Task description:
Copy every record below exactly.

Records:

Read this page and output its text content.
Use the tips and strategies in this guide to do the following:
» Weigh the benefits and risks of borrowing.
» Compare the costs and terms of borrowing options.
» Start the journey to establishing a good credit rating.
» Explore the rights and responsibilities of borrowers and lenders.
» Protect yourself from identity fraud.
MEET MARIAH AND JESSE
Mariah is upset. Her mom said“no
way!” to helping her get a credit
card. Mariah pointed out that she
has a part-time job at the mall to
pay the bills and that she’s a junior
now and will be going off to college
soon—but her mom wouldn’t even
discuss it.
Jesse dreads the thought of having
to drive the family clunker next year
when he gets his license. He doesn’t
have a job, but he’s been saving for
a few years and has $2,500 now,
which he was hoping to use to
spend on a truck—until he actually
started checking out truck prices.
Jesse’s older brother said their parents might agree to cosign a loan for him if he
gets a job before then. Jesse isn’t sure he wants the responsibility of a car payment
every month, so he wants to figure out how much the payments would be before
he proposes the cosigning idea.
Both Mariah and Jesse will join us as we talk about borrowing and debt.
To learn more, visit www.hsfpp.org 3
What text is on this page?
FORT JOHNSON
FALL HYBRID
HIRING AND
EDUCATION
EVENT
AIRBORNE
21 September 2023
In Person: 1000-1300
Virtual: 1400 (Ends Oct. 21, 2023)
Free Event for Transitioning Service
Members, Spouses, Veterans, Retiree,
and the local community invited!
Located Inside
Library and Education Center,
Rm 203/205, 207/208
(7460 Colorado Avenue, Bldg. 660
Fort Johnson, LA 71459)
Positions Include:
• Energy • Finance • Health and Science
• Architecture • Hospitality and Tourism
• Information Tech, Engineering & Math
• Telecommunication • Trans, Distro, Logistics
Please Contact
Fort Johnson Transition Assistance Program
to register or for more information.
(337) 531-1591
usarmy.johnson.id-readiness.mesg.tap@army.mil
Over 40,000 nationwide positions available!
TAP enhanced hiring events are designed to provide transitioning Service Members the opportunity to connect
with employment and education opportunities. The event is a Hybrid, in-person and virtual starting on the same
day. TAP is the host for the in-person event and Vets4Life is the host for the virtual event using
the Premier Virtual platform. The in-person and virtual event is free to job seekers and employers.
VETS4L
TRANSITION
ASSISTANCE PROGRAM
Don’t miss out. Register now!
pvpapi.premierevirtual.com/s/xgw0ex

Finished answer:
Read this page and output its text content.
Use the tips and strategies in this guide to do the following:
» Weigh the benefits and risks of borrowing.
» Compare the costs and terms of borrowing options.
» Start the journey to establishing a good credit rating.
» Explore the rights and responsibilities of borrowers and lenders.
» Protect yourself from identity fraud.
MEET MARIAH AND JESSE
Mariah is upset. Her mom said“no
way!” to helping her get a credit
card. Mariah pointed out that she
has a part-time job at the mall to
pay the bills and that she’s a junior
now and will be going off to college
soon—but her mom wouldn’t even
discuss it.
Jesse dreads the thought of having
to drive the family clunker next year
when he gets his license. He doesn’t
have a job, but he’s been saving for
a few years and has $2,500 now,
which he was hoping to use to
spend on a truck—until he actually
started checking out truck prices.
Jesse’s older brother said their parents might agree to cosign a loan for him if he
gets a job before then. Jesse isn’t sure he wants the responsibility of a car payment
every month, so he wants to figure out how much the payments would be before
he proposes the cosigning idea.
Both Mariah and Jesse will join us as we talk about borrowing and debt.
To learn more, visit www.hsfpp.org 3
What text is on this page?
FORT JOHNSON
FALL HYBRID
HIRING AND
EDUCATION
EVENT
AIRBORNE
21 September 2023
In Person: 1000-1300
Virtual: 1400 (Ends Oct. 21, 2023)
Free Event for Transitioning Service
Members, Spouses, Veterans, Retiree,
and the local community invited!
Located Inside
Library and Education Center,
Rm 203/205, 207/208
(7460 Colorado Avenue, Bldg. 660
Fort Johnson, LA 71459)
Positions Include:
• Energy • Finance • Health and Science
• Architecture • Hospitality and Tourism
• Information Tech, Engineering & Math
• Telecommunication • Trans, Distro, Logistics
Please Contact
Fort Johnson Transition Assistance Program
to register or for more information.
(337) 531-1591
usarmy.johnson.id-readiness.mesg.tap@army.mil
Over 40,000 nationwide positions available!
TAP enhanced hiring events are designed to provide transitioning Service Members the opportunity to connect
with employment and education opportunities. The event is a Hybrid, in-person and virtual starting on the same
day. TAP is the host for the in-person event and Vets4Life is the host for the virtual event using
the Premier Virtual platform. The in-person and virtual event is free to job seekers and employers.
VETS4L
TRANSITION
ASSISTANCE PROGRAM
Don’t miss out. Register now!
pvpapi.premierevirtual.com/s/xgw0ex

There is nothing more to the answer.